Lines containing the word "against" are the ones to copy from the records below.

[Records]
⟨

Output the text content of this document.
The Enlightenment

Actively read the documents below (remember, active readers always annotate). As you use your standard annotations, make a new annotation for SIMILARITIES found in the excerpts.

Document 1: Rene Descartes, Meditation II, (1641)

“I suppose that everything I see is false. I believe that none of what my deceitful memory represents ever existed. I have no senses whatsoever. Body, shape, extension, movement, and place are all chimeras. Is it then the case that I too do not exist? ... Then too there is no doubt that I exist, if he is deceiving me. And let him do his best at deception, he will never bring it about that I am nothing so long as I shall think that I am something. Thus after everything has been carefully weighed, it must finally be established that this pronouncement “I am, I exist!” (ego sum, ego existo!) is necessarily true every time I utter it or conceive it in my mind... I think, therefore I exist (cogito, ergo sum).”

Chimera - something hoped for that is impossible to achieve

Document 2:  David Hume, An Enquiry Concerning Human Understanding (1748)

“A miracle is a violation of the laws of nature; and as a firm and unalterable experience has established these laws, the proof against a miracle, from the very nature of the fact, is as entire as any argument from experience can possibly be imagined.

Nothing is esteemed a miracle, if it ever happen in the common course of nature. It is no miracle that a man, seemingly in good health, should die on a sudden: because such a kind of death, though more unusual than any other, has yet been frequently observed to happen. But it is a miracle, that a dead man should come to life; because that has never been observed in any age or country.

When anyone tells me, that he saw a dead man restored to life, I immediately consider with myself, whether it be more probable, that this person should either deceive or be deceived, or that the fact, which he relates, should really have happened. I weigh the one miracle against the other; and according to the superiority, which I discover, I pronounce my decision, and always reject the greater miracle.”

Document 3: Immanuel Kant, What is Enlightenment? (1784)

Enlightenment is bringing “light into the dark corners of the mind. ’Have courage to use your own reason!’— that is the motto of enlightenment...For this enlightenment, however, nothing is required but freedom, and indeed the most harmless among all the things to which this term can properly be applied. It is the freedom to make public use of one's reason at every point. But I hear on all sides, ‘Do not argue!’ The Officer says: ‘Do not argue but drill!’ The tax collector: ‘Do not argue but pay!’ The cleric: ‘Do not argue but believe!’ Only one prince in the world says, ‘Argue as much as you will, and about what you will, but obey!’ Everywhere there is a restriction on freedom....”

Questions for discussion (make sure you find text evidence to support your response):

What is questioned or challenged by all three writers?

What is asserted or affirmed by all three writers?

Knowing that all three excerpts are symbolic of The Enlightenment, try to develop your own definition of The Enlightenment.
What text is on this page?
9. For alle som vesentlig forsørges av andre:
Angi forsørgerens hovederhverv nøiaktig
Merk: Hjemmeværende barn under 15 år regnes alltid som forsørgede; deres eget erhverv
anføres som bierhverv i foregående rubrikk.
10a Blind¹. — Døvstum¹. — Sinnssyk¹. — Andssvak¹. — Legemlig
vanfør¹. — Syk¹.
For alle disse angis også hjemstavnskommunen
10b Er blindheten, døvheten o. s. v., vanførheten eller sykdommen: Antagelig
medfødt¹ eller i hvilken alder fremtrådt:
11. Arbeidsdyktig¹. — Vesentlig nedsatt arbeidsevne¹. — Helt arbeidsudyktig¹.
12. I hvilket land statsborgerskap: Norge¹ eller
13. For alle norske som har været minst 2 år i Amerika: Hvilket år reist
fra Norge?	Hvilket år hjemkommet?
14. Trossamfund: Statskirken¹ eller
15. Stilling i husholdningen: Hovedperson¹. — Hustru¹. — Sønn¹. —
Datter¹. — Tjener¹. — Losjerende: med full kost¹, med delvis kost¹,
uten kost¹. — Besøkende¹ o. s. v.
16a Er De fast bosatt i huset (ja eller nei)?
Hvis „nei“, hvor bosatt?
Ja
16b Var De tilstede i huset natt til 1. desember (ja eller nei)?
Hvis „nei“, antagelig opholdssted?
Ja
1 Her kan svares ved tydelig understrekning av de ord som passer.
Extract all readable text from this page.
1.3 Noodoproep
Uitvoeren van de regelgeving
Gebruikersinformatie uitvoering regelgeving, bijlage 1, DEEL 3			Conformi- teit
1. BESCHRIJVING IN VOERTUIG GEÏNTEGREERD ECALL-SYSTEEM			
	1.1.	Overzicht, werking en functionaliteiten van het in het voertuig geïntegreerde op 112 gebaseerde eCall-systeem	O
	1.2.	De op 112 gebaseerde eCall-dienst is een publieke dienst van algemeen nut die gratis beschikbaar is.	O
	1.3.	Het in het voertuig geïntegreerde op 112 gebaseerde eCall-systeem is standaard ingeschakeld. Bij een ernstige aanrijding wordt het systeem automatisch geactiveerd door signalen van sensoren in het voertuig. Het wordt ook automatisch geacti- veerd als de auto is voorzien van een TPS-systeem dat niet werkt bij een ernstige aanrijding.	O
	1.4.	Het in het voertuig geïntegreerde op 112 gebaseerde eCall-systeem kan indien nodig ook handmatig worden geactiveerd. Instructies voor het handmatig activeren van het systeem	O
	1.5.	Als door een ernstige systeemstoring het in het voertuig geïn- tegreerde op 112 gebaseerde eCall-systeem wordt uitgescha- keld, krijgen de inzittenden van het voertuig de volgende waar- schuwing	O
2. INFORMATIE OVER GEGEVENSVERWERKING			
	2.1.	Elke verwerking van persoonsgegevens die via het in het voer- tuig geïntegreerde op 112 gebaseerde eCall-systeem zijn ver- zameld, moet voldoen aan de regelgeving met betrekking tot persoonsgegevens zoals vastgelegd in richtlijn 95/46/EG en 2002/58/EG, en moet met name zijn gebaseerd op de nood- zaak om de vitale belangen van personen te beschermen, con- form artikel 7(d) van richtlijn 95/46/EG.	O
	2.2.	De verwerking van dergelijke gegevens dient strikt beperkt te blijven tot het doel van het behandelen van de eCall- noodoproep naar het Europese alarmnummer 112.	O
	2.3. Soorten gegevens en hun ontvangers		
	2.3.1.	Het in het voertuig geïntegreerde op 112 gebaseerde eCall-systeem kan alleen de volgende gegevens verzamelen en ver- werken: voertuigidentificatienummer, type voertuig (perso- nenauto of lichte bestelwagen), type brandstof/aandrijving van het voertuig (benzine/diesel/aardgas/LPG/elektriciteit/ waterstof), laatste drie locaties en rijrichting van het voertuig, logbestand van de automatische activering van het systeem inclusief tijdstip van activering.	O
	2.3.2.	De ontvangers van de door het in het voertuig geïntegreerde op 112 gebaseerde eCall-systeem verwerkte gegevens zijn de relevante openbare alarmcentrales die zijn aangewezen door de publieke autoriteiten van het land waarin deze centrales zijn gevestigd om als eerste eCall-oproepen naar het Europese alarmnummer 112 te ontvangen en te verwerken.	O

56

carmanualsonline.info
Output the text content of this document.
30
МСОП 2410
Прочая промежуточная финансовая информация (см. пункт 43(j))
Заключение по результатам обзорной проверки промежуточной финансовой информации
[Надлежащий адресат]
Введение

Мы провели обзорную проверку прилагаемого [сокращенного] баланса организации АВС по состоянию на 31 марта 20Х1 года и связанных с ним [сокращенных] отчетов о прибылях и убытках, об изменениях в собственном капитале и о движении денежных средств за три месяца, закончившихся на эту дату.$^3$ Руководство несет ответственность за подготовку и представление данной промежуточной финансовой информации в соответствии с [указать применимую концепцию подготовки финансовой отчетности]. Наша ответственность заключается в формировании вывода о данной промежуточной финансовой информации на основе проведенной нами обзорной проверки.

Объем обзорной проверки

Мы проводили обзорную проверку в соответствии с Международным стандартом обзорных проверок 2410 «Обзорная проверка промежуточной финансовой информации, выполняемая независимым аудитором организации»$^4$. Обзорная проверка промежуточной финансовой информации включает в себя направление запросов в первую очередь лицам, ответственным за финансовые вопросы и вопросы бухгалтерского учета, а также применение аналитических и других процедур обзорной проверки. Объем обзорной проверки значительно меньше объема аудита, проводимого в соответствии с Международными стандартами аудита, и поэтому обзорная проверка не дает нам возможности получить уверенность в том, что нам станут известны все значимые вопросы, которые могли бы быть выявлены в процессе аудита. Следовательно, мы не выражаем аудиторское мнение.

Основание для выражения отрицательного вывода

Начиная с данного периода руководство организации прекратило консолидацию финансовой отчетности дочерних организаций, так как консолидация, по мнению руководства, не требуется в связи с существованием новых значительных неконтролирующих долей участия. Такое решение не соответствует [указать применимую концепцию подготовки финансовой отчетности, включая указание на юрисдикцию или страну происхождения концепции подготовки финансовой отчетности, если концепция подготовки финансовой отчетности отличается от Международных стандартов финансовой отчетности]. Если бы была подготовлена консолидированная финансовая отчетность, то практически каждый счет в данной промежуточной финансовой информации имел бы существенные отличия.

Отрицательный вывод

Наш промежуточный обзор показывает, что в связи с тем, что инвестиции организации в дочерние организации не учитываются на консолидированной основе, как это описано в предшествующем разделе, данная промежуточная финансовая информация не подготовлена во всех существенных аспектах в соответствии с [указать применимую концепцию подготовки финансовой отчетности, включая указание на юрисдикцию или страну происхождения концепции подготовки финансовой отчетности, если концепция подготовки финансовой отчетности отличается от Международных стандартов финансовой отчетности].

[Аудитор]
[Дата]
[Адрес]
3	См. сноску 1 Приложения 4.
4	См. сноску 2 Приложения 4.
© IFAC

⟩

* _Solution_
“A miracle is a violation of the laws of nature; and as a firm and unalterable experience has established these laws, the proof against a miracle, from the very nature of the fact, is as entire as any argument from experience can possibly be imagined.
When anyone tells me, that he saw a dead man restored to life, I immediately consider with myself, whether it be more probable, that this person should either deceive or be deceived, or that the fact, which he relates, should really have happened. I weigh the one miracle against the other; and according to the superiority, which I discover, I pronounce my decision, and always reject the greater miracle.”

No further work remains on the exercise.